▶ [Your objective]:
Omit every picture, then give all the entries again exactly.

▶ [Records shown]:
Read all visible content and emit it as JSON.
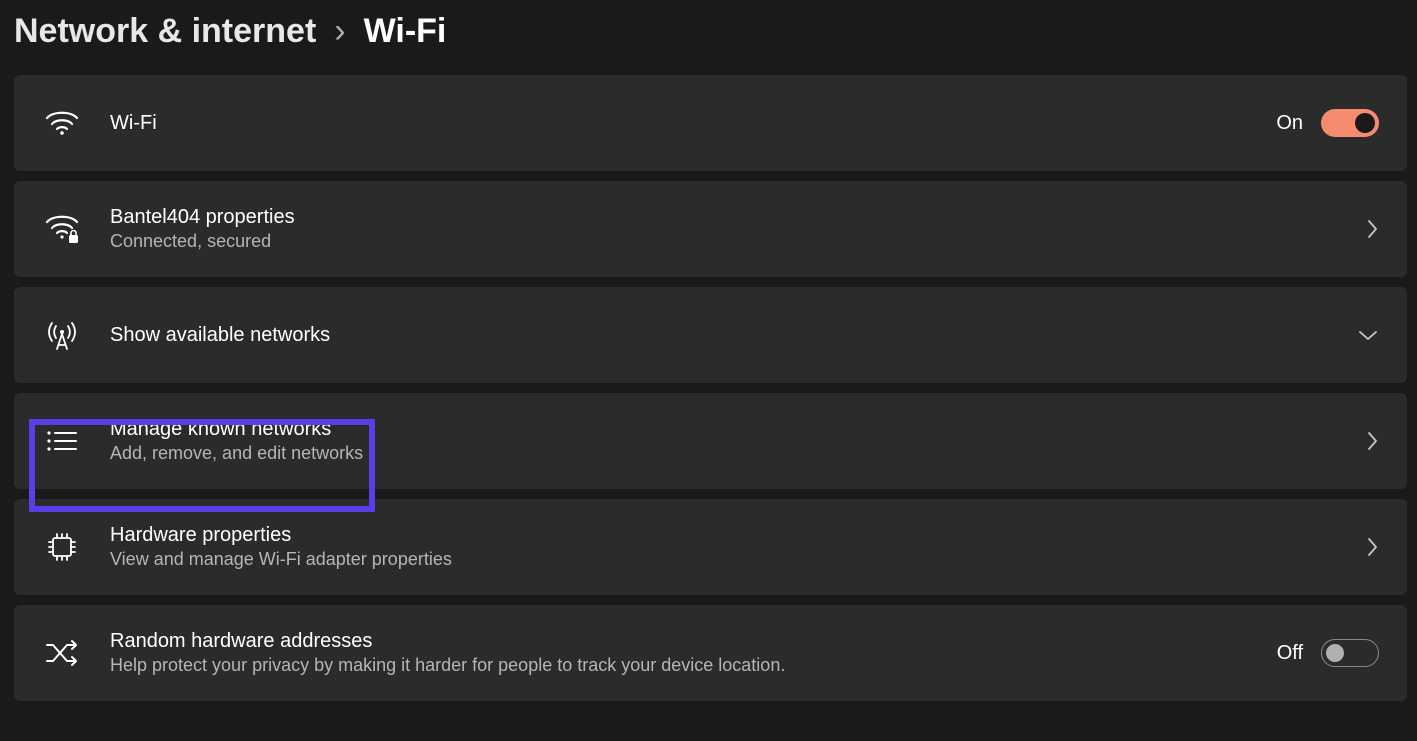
{
  "breadcrumb": {
    "parent": "Network & internet",
    "separator": "›",
    "current": "Wi-Fi"
  },
  "panels": {
    "wifi_toggle": {
      "title": "Wi-Fi",
      "state_label": "On"
    },
    "network_properties": {
      "title": "Bantel404 properties",
      "subtitle": "Connected, secured"
    },
    "available_networks": {
      "title": "Show available networks"
    },
    "manage_known": {
      "title": "Manage known networks",
      "subtitle": "Add, remove, and edit networks"
    },
    "hardware_properties": {
      "title": "Hardware properties",
      "subtitle": "View and manage Wi-Fi adapter properties"
    },
    "random_hw": {
      "title": "Random hardware addresses",
      "subtitle": "Help protect your privacy by making it harder for people to track your device location.",
      "state_label": "Off"
    }
  },
  "colors": {
    "accent_toggle_on": "#f78b6f",
    "highlight_border": "#5a3ee8"
  }
}
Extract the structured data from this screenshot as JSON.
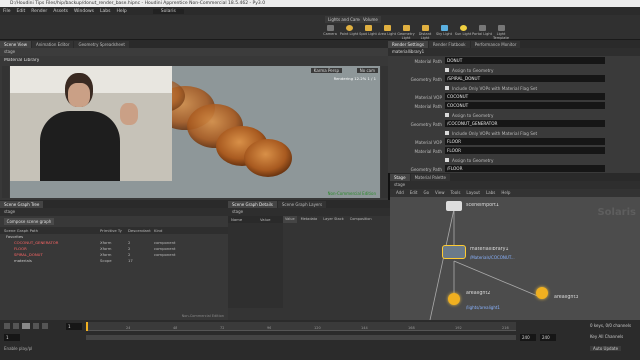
{
  "window": {
    "title": "D:/Houdini Tips Files/hip/backup/donut_render_base.hipnc - Houdini Apprentice Non-Commercial 18.5.462 - Py3.0"
  },
  "menu": [
    "File",
    "Edit",
    "Render",
    "Assets",
    "Windows",
    "Labs",
    "Help"
  ],
  "desktop": "Solaris",
  "shelf_tabs": [
    "Lights and Cameras",
    "Volume"
  ],
  "shelf_tools": [
    "Camera",
    "Point Light",
    "Spot Light",
    "Area Light",
    "Geometry Light",
    "Distant Light",
    "Sky Light",
    "Sun Light",
    "Portal Light",
    "Light Template"
  ],
  "pane_tabs_left": [
    "Scene View",
    "Animation Editor",
    "Geometry Spreadsheet"
  ],
  "pane_tabs_right": [
    "Render Settings",
    "Render Flatbook",
    "Performance Monitor"
  ],
  "viewport": {
    "path": "stage",
    "label": "Material Library",
    "camera_menu": "Karma Persp",
    "view_menu": "No cam",
    "stats": "Rendering   12.2%   1 / 1",
    "watermark": "Non-Commercial Edition"
  },
  "params": {
    "node": "materiallibrary1",
    "rows": [
      {
        "label": "Material Path",
        "value": "DONUT"
      },
      {
        "label": "",
        "value": "Assign to Geometry"
      },
      {
        "label": "Geometry Path",
        "value": "/SPIRAL_DONUT"
      },
      {
        "label": "",
        "value": "Include Only VOPs with Material Flag Set"
      },
      {
        "label": "Material VOP",
        "value": "COCONUT"
      },
      {
        "label": "Material Path",
        "value": "COCONUT"
      },
      {
        "label": "",
        "value": "Assign to Geometry"
      },
      {
        "label": "Geometry Path",
        "value": "/COCONUT_GENERATOR"
      },
      {
        "label": "",
        "value": "Include Only VOPs with Material Flag Set"
      },
      {
        "label": "Material VOP",
        "value": "FLOOR"
      },
      {
        "label": "Material Path",
        "value": "FLOOR"
      },
      {
        "label": "",
        "value": "Assign to Geometry"
      },
      {
        "label": "Geometry Path",
        "value": "/FLOOR"
      }
    ]
  },
  "scene_graph": {
    "tabs": [
      "Scene Graph Tree",
      "Scene Graph Details",
      "Scene Graph Layers"
    ],
    "path": "stage",
    "button": "Compose scene graph",
    "columns": [
      "Scene Graph Path",
      "Primitive Ty",
      "Descendant",
      "Kind"
    ],
    "rows": [
      {
        "name": "Favorites",
        "type": "",
        "desc": "",
        "kind": "",
        "color": "#ccc"
      },
      {
        "name": "COCONUT_GENERATOR",
        "type": "Xform",
        "desc": "2",
        "kind": "component",
        "color": "#ff6666"
      },
      {
        "name": "FLOOR",
        "type": "Xform",
        "desc": "2",
        "kind": "component",
        "color": "#ff6666"
      },
      {
        "name": "SPIRAL_DONUT",
        "type": "Xform",
        "desc": "2",
        "kind": "component",
        "color": "#ff6666"
      },
      {
        "name": "materials",
        "type": "Scope",
        "desc": "17",
        "kind": "",
        "color": "#ccc"
      }
    ],
    "value_tabs": [
      "Name",
      "Value"
    ],
    "detail_tabs": [
      "Value",
      "Metadata",
      "Layer Stack",
      "Composition"
    ]
  },
  "network": {
    "tabs": [
      "Stage",
      "Material Palette"
    ],
    "path": "stage",
    "menu": [
      "Add",
      "Edit",
      "Go",
      "View",
      "Tools",
      "Layout",
      "Labs",
      "Help"
    ],
    "context_label": "Solaris",
    "watermark": "Non-Commercial Edition",
    "nodes": [
      {
        "name": "sceneimport1",
        "sub": ""
      },
      {
        "name": "materiallibrary1",
        "sub": "/Materials/COCONUT..."
      },
      {
        "name": "arealight1",
        "sub": "/lights/arealight1"
      },
      {
        "name": "arealight2",
        "sub": ""
      },
      {
        "name": "arealight3",
        "sub": "/lights/arealight3"
      }
    ]
  },
  "timeline": {
    "frame": "1",
    "start": "1",
    "end": "240",
    "end2": "240",
    "ticks": [
      "24",
      "48",
      "72",
      "96",
      "120",
      "144",
      "168",
      "192",
      "216"
    ],
    "keys_label": "0 keys, 0/0 channels",
    "key_all": "Key All Channels",
    "auto_update": "Auto Update",
    "status": "Enable play/pl"
  },
  "colors": {
    "accent": "#f0b020",
    "viewport_bg": "#8e9799",
    "selection": "#ffcc33"
  }
}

▶ [Reply to the task]:
Read all visible content and emit it as JSON.
{
  "breadcrumb": {
    "parent": "Network & internet",
    "separator": "›",
    "current": "Wi-Fi"
  },
  "panels": {
    "wifi_toggle": {
      "title": "Wi-Fi",
      "state_label": "On"
    },
    "network_properties": {
      "title": "Bantel404 properties",
      "subtitle": "Connected, secured"
    },
    "available_networks": {
      "title": "Show available networks"
    },
    "manage_known": {
      "title": "Manage known networks",
      "subtitle": "Add, remove, and edit networks"
    },
    "hardware_properties": {
      "title": "Hardware properties",
      "subtitle": "View and manage Wi-Fi adapter properties"
    },
    "random_hw": {
      "title": "Random hardware addresses",
      "subtitle": "Help protect your privacy by making it harder for people to track your device location.",
      "state_label": "Off"
    }
  },
  "colors": {
    "accent_toggle_on": "#f78b6f",
    "highlight_border": "#5a3ee8"
  }
}
Extract the structured data from this screenshot as JSON.
{
  "window": {
    "title": "D:/Houdini Tips Files/hip/backup/donut_render_base.hipnc - Houdini Apprentice Non-Commercial 18.5.462 - Py3.0"
  },
  "menu": [
    "File",
    "Edit",
    "Render",
    "Assets",
    "Windows",
    "Labs",
    "Help"
  ],
  "desktop": "Solaris",
  "shelf_tabs": [
    "Lights and Cameras",
    "Volume"
  ],
  "shelf_tools": [
    "Camera",
    "Point Light",
    "Spot Light",
    "Area Light",
    "Geometry Light",
    "Distant Light",
    "Sky Light",
    "Sun Light",
    "Portal Light",
    "Light Template"
  ],
  "pane_tabs_left": [
    "Scene View",
    "Animation Editor",
    "Geometry Spreadsheet"
  ],
  "pane_tabs_right": [
    "Render Settings",
    "Render Flatbook",
    "Performance Monitor"
  ],
  "viewport": {
    "path": "stage",
    "label": "Material Library",
    "camera_menu": "Karma Persp",
    "view_menu": "No cam",
    "stats": "Rendering   12.2%   1 / 1",
    "watermark": "Non-Commercial Edition"
  },
  "params": {
    "node": "materiallibrary1",
    "rows": [
      {
        "label": "Material Path",
        "value": "DONUT"
      },
      {
        "label": "",
        "value": "Assign to Geometry"
      },
      {
        "label": "Geometry Path",
        "value": "/SPIRAL_DONUT"
      },
      {
        "label": "",
        "value": "Include Only VOPs with Material Flag Set"
      },
      {
        "label": "Material VOP",
        "value": "COCONUT"
      },
      {
        "label": "Material Path",
        "value": "COCONUT"
      },
      {
        "label": "",
        "value": "Assign to Geometry"
      },
      {
        "label": "Geometry Path",
        "value": "/COCONUT_GENERATOR"
      },
      {
        "label": "",
        "value": "Include Only VOPs with Material Flag Set"
      },
      {
        "label": "Material VOP",
        "value": "FLOOR"
      },
      {
        "label": "Material Path",
        "value": "FLOOR"
      },
      {
        "label": "",
        "value": "Assign to Geometry"
      },
      {
        "label": "Geometry Path",
        "value": "/FLOOR"
      }
    ]
  },
  "scene_graph": {
    "tabs": [
      "Scene Graph Tree",
      "Scene Graph Details",
      "Scene Graph Layers"
    ],
    "path": "stage",
    "button": "Compose scene graph",
    "columns": [
      "Scene Graph Path",
      "Primitive Ty",
      "Descendant",
      "Kind"
    ],
    "rows": [
      {
        "name": "Favorites",
        "type": "",
        "desc": "",
        "kind": "",
        "color": "#ccc"
      },
      {
        "name": "COCONUT_GENERATOR",
        "type": "Xform",
        "desc": "2",
        "kind": "component",
        "color": "#ff6666"
      },
      {
        "name": "FLOOR",
        "type": "Xform",
        "desc": "2",
        "kind": "component",
        "color": "#ff6666"
      },
      {
        "name": "SPIRAL_DONUT",
        "type": "Xform",
        "desc": "2",
        "kind": "component",
        "color": "#ff6666"
      },
      {
        "name": "materials",
        "type": "Scope",
        "desc": "17",
        "kind": "",
        "color": "#ccc"
      }
    ],
    "value_tabs": [
      "Name",
      "Value"
    ],
    "detail_tabs": [
      "Value",
      "Metadata",
      "Layer Stack",
      "Composition"
    ]
  },
  "network": {
    "tabs": [
      "Stage",
      "Material Palette"
    ],
    "path": "stage",
    "menu": [
      "Add",
      "Edit",
      "Go",
      "View",
      "Tools",
      "Layout",
      "Labs",
      "Help"
    ],
    "context_label": "Solaris",
    "watermark": "Non-Commercial Edition",
    "nodes": [
      {
        "name": "sceneimport1",
        "sub": ""
      },
      {
        "name": "materiallibrary1",
        "sub": "/Materials/COCONUT..."
      },
      {
        "name": "arealight1",
        "sub": "/lights/arealight1"
      },
      {
        "name": "arealight2",
        "sub": ""
      },
      {
        "name": "arealight3",
        "sub": "/lights/arealight3"
      }
    ]
  },
  "timeline": {
    "frame": "1",
    "start": "1",
    "end": "240",
    "end2": "240",
    "ticks": [
      "24",
      "48",
      "72",
      "96",
      "120",
      "144",
      "168",
      "192",
      "216"
    ],
    "keys_label": "0 keys, 0/0 channels",
    "key_all": "Key All Channels",
    "auto_update": "Auto Update",
    "status": "Enable play/pl"
  },
  "colors": {
    "accent": "#f0b020",
    "viewport_bg": "#8e9799",
    "selection": "#ffcc33"
  }
}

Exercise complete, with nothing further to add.